___ Materials provided

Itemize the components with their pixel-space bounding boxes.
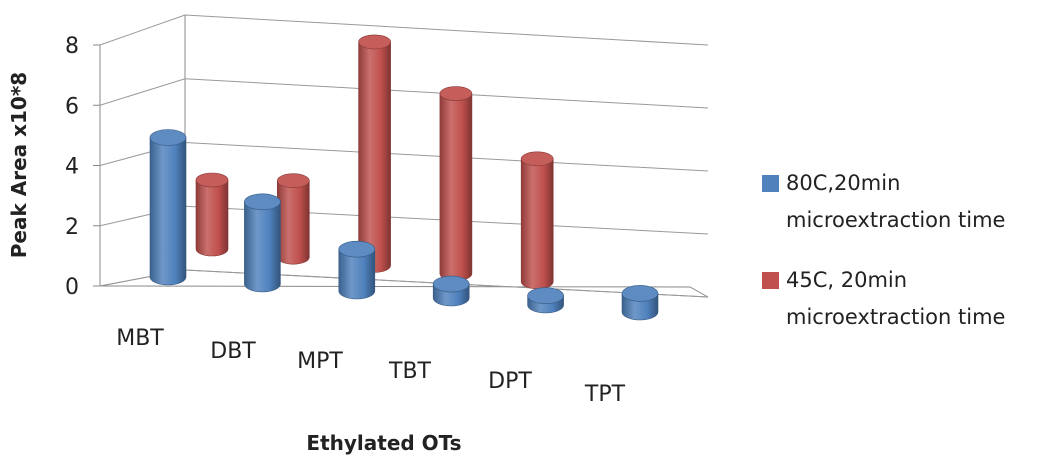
category-label-mpt: MPT [297,349,343,374]
bar-top [439,86,473,101]
y-tick-label: 4 [65,155,79,180]
bar-top [149,129,187,146]
legend-label-series-2-line-2: microextraction time [786,305,1006,329]
gridline [99,141,709,172]
category-label-dbt: DBT [210,339,256,364]
bar-top [527,287,564,305]
legend-label-series-2-line-1: 45C, 20min [786,268,908,292]
bar-s2-tbt [439,86,473,281]
category-label-mbt: MBT [116,326,164,351]
bar-top [621,285,659,302]
bar-s1-mpt [338,240,376,300]
bar-s1-tbt [432,275,470,307]
category-label-tbt: TBT [388,359,432,384]
category-labels: MBT DBT MPT TBT DPT TPT [116,326,625,407]
bar-s1-dpt [527,287,564,314]
bar-s2-dpt [520,151,554,290]
bar-body [439,93,473,281]
bar-body [358,41,391,273]
bar-body [277,180,310,265]
bar-body [520,158,554,290]
y-tick-labels: 0 2 4 6 8 [65,34,79,300]
legend-swatch-series-1 [762,175,779,192]
legend-item-series-1: 80C,20min microextraction time [762,165,1052,239]
legend-label-series-1-line-1: 80C,20min [786,171,901,195]
legend-label-series-1-line-2: microextraction time [786,208,1006,232]
bar-body [338,248,376,300]
category-label-dpt: DPT [488,369,532,394]
y-tick-label: 6 [65,94,79,119]
legend-swatch-series-2 [762,272,779,289]
gridline [99,78,709,109]
bar-s1-tpt [621,285,659,321]
bar-body [195,179,229,257]
y-tick-label: 0 [65,275,79,300]
bar-s2-mbt [195,172,229,257]
bar-top [432,275,470,293]
floor [99,269,709,298]
x-axis-title: Ethylated OTs [306,431,461,455]
gridline [99,205,709,235]
bar-s1-mbt [149,129,187,286]
y-tick-label: 2 [65,215,79,240]
bar-top [520,151,554,167]
bar-top [276,173,310,188]
category-label-tpt: TPT [584,382,626,407]
bar-body [244,201,281,293]
gridline [99,269,709,298]
bars [149,34,659,321]
gridline [99,14,709,46]
bar-top [195,172,229,188]
bar-top [338,240,376,258]
bar-top [244,193,281,211]
bar-s2-mpt [358,34,391,273]
y-axis-title: Peak Area x10*8 [7,72,31,258]
bar-s1-dbt [244,193,281,293]
y-tick-label: 8 [65,34,79,59]
legend: 80C,20min microextraction time 45C, 20mi… [762,165,1052,359]
bar-top [358,34,391,50]
legend-item-series-2: 45C, 20min microextraction time [762,262,1052,336]
bar-s2-dbt [276,173,310,265]
bar-body [149,137,187,286]
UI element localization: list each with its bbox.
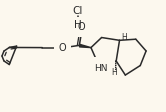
- Text: Cl: Cl: [73, 6, 83, 16]
- Text: O: O: [58, 43, 66, 53]
- Text: H: H: [121, 33, 127, 42]
- Text: H: H: [111, 68, 117, 77]
- Text: O: O: [77, 22, 85, 32]
- Text: H: H: [74, 20, 82, 30]
- Polygon shape: [79, 44, 91, 48]
- Text: HN: HN: [94, 64, 108, 73]
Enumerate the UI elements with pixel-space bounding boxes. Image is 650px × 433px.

______

▸ Task requirements: Gather every line of the rows above that contains the word "Text", treating uppercase and lowercase as different.

▸ Result:
- Text: Cl: Cl: [73, 6, 83, 16]
- Text: O: O: [58, 43, 66, 53]
- Text: H: H: [121, 33, 127, 42]
- Text: H: H: [111, 68, 117, 77]
- Text: O: O: [77, 22, 85, 32]
- Text: H: H: [74, 20, 82, 30]
- Text: HN: HN: [94, 64, 108, 73]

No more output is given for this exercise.